◆ **TASK STATEMENT**
Scan the listing below and copy every line holding "type".

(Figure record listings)
::::

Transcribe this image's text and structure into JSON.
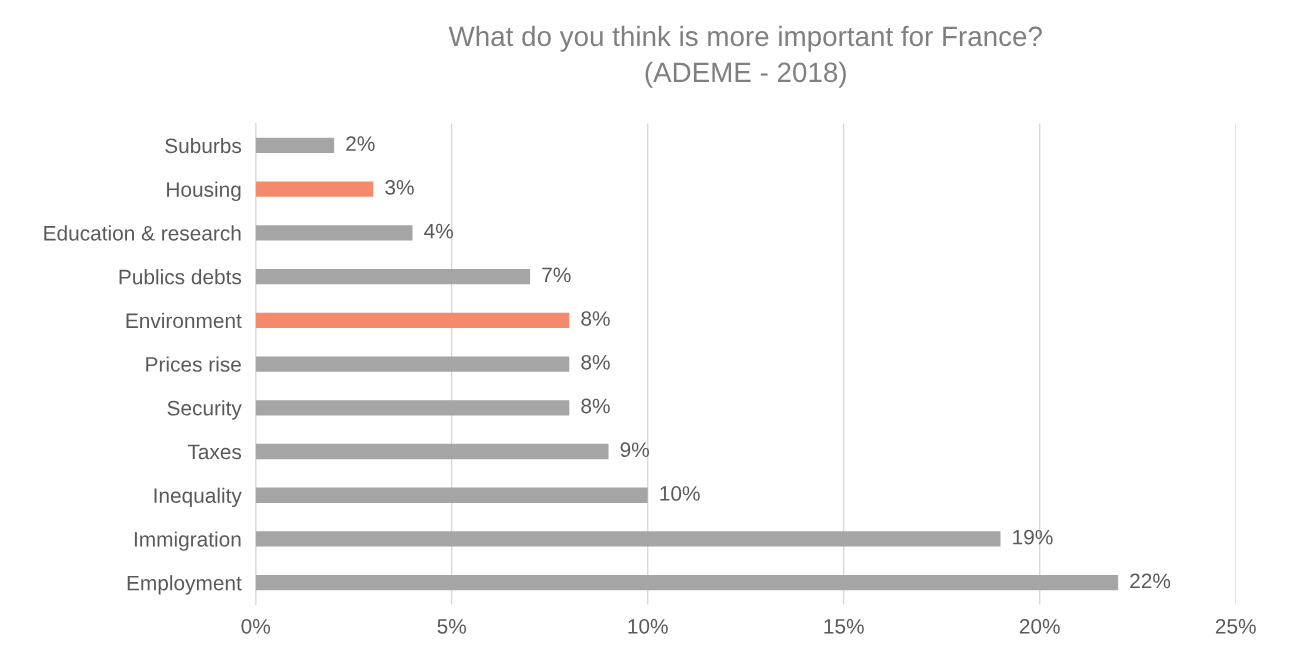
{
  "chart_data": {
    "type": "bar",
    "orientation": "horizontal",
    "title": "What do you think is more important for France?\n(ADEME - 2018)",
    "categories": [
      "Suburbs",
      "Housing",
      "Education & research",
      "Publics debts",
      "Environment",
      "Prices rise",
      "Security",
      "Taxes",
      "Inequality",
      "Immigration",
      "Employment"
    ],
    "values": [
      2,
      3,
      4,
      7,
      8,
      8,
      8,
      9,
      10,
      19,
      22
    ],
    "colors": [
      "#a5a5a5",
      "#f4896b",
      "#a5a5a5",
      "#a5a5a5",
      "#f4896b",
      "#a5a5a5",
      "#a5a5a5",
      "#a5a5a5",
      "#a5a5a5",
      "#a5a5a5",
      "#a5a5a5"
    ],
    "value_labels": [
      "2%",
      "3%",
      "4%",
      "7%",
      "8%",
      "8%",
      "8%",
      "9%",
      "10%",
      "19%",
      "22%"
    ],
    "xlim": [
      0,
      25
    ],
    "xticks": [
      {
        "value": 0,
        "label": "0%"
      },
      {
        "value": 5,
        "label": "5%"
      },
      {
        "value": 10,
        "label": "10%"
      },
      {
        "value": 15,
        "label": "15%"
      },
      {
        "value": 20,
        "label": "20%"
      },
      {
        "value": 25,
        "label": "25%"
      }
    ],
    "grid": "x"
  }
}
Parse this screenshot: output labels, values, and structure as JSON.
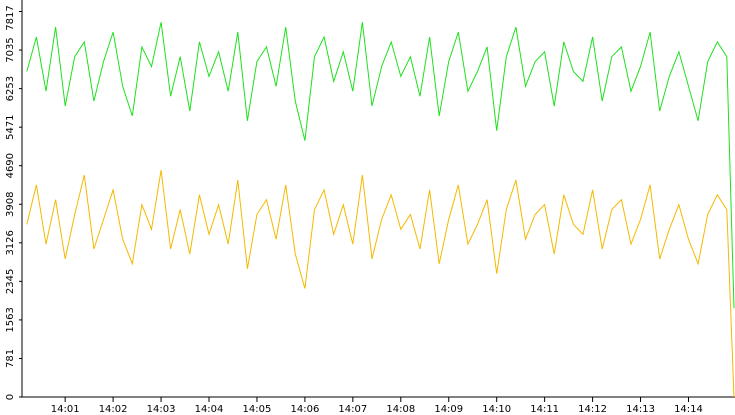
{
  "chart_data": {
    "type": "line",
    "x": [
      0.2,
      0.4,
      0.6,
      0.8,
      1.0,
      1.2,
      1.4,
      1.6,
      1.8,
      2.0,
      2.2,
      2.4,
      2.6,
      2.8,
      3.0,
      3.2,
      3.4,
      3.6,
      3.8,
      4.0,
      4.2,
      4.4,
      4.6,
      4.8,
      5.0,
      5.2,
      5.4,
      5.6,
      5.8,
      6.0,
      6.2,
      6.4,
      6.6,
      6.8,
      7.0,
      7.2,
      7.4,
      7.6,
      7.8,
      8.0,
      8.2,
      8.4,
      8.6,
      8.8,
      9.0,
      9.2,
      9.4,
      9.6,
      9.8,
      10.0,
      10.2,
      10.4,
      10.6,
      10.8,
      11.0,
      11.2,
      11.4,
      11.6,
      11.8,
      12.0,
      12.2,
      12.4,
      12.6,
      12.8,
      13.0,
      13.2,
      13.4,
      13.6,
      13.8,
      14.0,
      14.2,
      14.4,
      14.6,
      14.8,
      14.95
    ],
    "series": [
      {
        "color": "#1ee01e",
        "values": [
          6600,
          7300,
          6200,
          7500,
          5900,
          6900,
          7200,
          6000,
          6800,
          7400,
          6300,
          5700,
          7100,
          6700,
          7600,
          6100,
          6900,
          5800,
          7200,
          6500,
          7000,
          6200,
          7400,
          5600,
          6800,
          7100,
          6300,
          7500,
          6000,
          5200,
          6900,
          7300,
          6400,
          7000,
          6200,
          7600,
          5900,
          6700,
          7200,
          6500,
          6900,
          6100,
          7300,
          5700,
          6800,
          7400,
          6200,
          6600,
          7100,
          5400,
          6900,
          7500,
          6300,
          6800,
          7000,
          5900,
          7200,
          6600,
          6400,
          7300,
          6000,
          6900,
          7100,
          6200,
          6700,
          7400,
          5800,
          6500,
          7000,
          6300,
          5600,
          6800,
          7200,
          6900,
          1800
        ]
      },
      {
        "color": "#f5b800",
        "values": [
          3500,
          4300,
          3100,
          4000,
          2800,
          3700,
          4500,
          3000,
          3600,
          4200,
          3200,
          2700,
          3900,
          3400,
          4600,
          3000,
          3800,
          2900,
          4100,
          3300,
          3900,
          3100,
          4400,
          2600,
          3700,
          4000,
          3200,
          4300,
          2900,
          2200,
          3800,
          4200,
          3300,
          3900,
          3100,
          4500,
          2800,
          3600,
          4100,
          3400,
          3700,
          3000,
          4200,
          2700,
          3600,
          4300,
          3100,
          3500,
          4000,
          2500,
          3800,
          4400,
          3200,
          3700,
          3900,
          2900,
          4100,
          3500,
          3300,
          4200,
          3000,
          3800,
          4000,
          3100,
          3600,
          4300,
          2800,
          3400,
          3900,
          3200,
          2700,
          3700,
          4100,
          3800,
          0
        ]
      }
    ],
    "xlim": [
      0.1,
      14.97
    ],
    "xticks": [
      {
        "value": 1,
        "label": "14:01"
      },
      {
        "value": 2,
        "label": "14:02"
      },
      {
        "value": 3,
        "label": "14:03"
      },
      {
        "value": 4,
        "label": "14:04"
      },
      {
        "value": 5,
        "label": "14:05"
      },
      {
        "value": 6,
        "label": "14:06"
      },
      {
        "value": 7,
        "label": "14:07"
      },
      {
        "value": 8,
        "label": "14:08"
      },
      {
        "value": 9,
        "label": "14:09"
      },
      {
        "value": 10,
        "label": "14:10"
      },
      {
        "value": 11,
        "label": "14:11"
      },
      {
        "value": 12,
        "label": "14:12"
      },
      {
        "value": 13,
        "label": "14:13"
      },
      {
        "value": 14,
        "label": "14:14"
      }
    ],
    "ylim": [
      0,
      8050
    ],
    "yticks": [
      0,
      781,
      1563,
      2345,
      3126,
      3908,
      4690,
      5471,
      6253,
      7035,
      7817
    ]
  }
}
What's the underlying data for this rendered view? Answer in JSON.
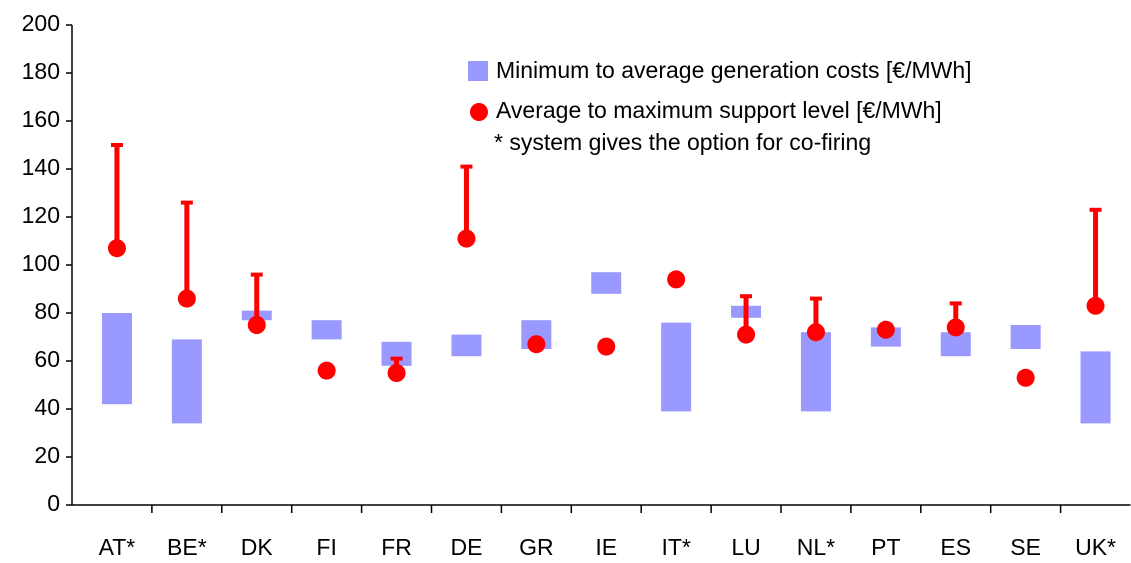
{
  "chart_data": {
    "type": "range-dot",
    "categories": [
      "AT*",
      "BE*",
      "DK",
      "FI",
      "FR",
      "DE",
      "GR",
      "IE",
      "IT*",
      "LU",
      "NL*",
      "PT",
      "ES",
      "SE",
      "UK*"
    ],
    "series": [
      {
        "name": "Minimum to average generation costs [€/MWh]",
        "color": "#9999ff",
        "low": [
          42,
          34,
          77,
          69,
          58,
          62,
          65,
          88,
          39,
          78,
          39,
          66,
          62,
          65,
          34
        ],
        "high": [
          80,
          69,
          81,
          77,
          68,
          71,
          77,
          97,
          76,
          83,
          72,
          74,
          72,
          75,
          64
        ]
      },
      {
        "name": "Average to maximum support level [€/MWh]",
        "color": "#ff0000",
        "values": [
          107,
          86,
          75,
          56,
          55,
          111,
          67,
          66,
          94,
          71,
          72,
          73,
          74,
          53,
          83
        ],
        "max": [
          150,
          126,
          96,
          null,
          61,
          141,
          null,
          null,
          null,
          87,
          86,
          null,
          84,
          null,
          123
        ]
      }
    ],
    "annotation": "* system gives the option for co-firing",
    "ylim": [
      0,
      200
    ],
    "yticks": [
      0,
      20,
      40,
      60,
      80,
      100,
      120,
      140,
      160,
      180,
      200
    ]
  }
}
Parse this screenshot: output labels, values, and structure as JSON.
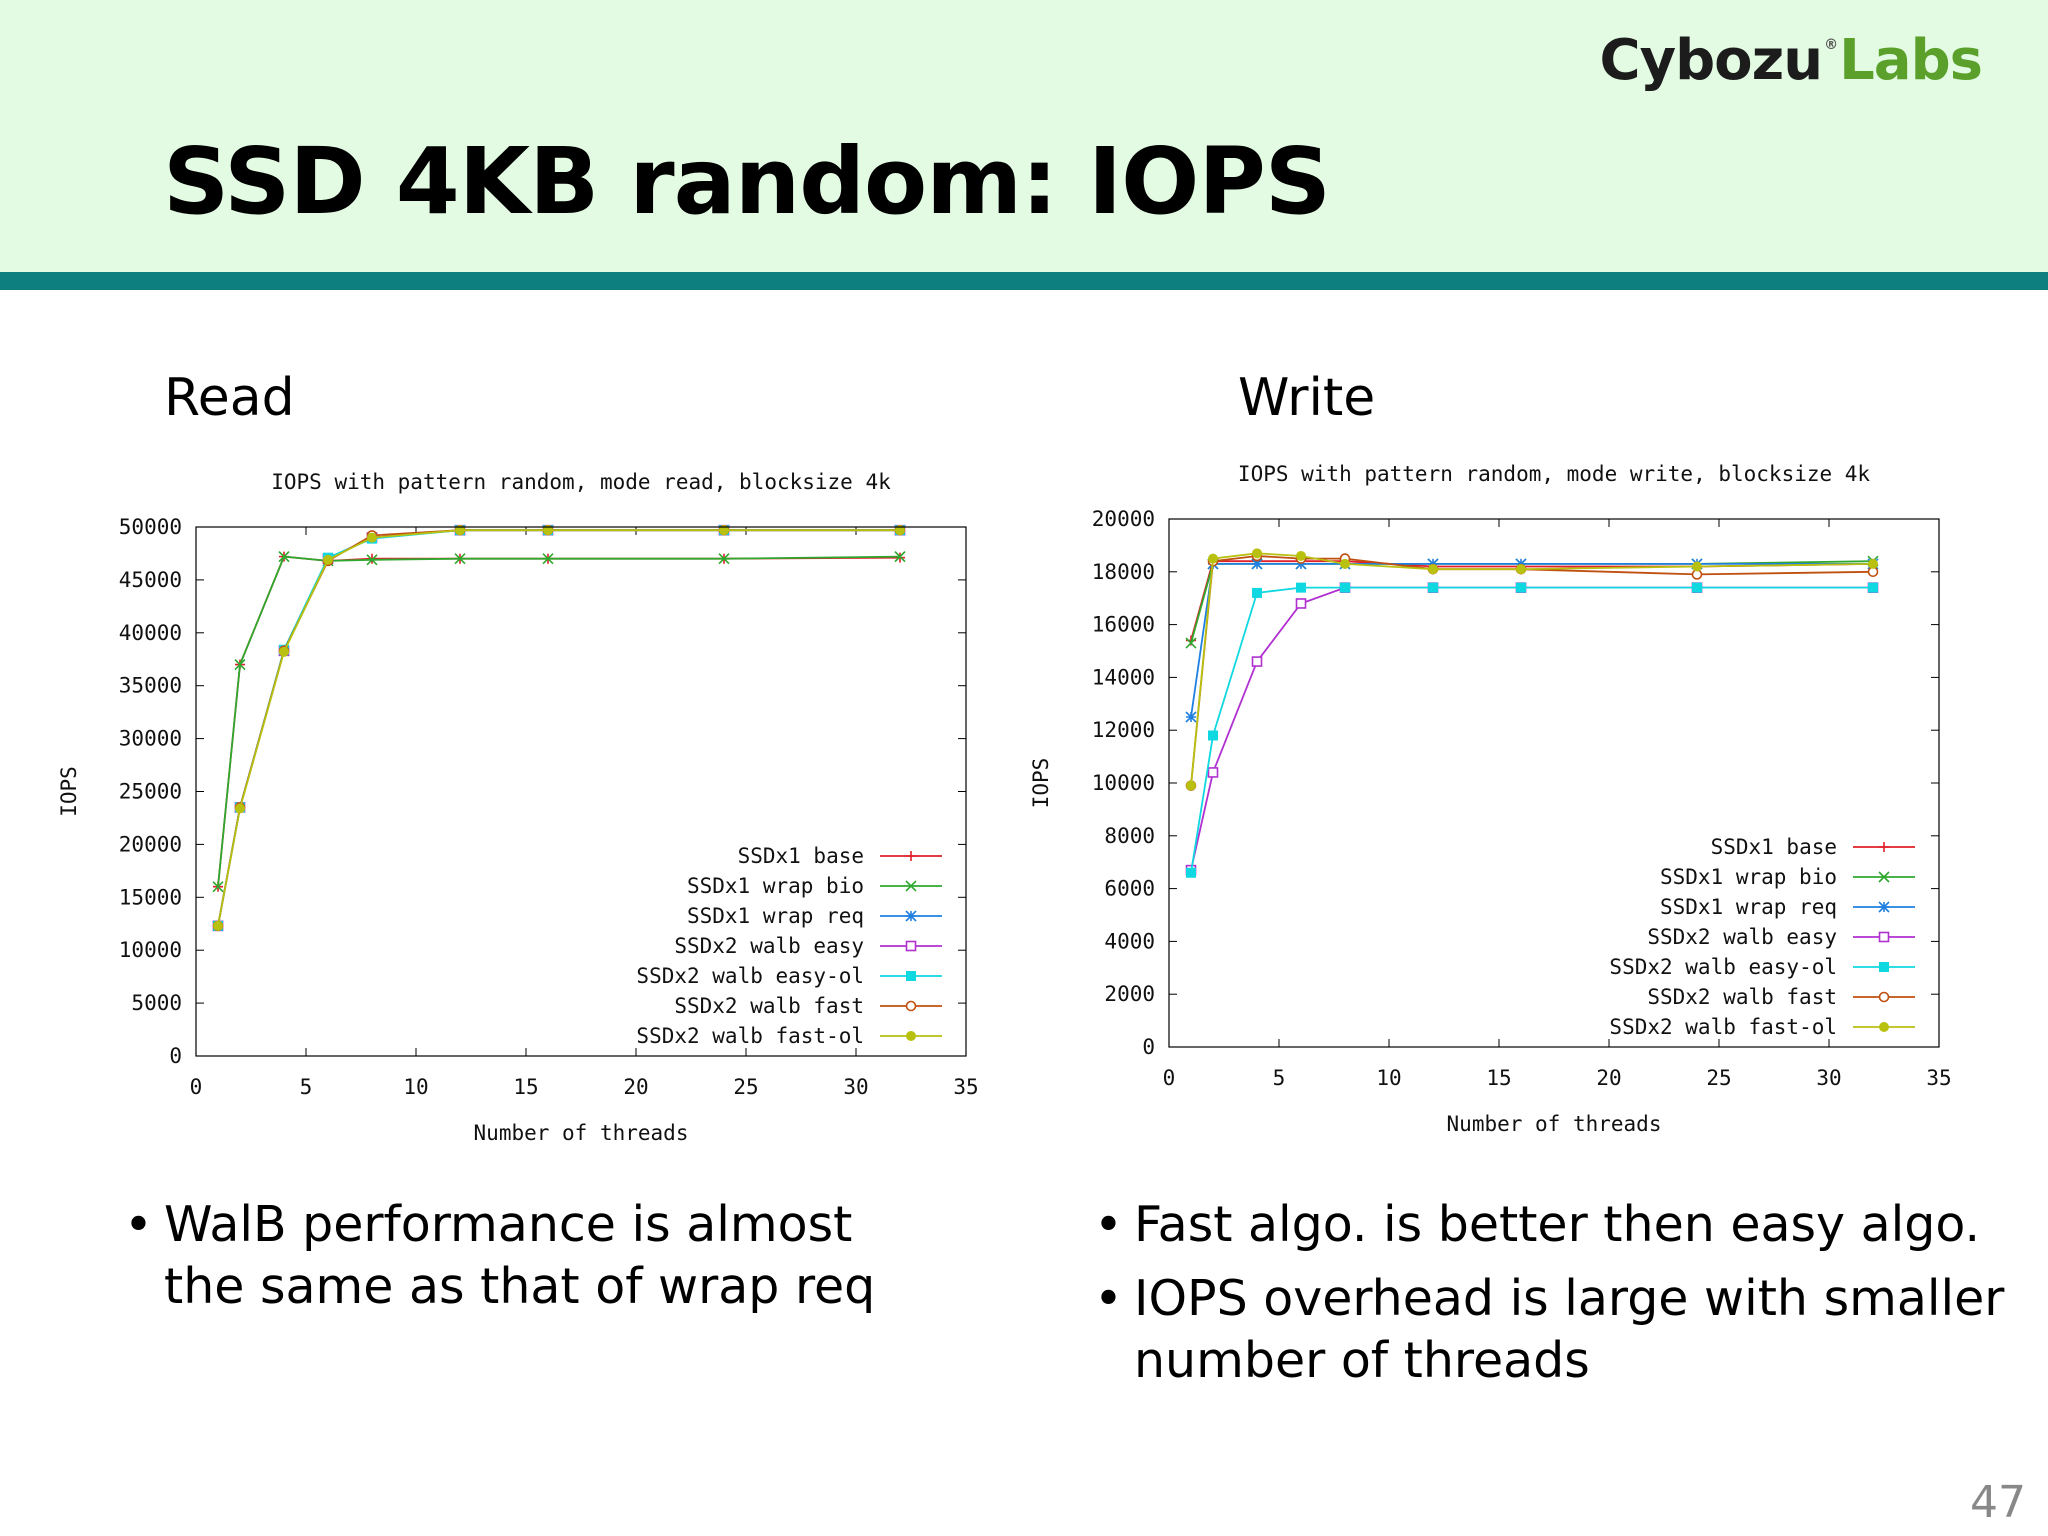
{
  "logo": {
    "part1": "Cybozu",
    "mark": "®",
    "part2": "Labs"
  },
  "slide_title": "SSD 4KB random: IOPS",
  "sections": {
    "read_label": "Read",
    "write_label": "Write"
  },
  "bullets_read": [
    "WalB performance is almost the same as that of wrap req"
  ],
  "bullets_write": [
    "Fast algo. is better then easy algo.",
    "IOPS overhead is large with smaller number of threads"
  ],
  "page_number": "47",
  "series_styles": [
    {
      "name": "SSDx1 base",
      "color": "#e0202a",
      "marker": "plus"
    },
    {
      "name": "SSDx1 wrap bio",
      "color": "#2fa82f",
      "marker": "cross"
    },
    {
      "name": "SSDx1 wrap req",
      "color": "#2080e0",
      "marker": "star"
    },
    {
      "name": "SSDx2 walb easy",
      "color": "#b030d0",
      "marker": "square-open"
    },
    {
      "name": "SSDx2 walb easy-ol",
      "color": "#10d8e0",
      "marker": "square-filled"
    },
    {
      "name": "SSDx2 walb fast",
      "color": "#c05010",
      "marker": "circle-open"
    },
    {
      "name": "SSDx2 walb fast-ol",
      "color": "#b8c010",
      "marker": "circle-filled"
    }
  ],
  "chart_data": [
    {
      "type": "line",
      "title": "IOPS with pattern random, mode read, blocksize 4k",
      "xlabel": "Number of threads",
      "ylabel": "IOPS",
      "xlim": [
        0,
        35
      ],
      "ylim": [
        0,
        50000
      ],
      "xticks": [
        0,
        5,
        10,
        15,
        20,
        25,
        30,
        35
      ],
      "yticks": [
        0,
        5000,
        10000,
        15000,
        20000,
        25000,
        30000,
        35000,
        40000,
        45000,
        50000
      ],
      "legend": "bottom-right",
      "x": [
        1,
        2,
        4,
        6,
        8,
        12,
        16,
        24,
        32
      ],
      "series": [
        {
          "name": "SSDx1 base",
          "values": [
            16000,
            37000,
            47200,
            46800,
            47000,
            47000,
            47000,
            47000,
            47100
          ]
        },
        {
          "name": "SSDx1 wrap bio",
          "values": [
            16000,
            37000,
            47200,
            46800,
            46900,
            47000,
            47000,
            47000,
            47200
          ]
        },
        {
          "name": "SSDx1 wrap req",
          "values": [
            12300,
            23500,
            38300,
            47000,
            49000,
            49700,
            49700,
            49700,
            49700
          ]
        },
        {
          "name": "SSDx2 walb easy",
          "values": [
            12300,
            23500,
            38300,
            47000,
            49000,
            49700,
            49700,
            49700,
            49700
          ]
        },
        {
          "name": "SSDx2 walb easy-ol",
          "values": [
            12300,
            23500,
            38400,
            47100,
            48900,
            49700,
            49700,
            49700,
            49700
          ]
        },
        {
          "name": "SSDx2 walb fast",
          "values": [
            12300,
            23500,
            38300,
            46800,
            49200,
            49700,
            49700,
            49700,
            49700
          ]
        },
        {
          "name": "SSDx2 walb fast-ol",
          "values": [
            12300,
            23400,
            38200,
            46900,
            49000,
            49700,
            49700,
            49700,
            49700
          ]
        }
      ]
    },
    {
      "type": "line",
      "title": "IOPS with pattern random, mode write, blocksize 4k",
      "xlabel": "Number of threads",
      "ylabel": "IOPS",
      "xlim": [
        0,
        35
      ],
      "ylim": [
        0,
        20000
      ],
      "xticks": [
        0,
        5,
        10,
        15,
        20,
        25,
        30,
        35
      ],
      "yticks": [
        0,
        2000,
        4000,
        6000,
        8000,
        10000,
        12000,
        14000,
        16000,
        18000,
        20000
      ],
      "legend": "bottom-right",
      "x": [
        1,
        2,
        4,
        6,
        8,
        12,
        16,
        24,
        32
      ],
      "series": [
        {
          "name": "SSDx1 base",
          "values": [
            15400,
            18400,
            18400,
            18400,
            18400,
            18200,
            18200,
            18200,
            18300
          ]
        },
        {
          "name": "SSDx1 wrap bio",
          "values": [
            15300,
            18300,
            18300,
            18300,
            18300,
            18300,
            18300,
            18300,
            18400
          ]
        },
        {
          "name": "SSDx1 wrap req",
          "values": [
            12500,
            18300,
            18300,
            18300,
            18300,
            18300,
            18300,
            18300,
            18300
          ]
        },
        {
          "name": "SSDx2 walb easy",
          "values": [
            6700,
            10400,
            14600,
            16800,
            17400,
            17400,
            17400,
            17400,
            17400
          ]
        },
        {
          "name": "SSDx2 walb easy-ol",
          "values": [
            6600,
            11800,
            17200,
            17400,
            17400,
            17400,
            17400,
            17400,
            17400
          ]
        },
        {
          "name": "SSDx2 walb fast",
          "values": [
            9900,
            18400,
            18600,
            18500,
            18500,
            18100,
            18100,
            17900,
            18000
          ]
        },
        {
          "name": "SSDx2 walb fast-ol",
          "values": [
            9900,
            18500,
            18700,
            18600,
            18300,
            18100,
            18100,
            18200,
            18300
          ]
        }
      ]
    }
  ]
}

::::

◆ **SOLVED EXERCISE**
    "type": "bar",
    "type": "line",
    "type": "range-dot",
      "type": "line",
      "type": "line",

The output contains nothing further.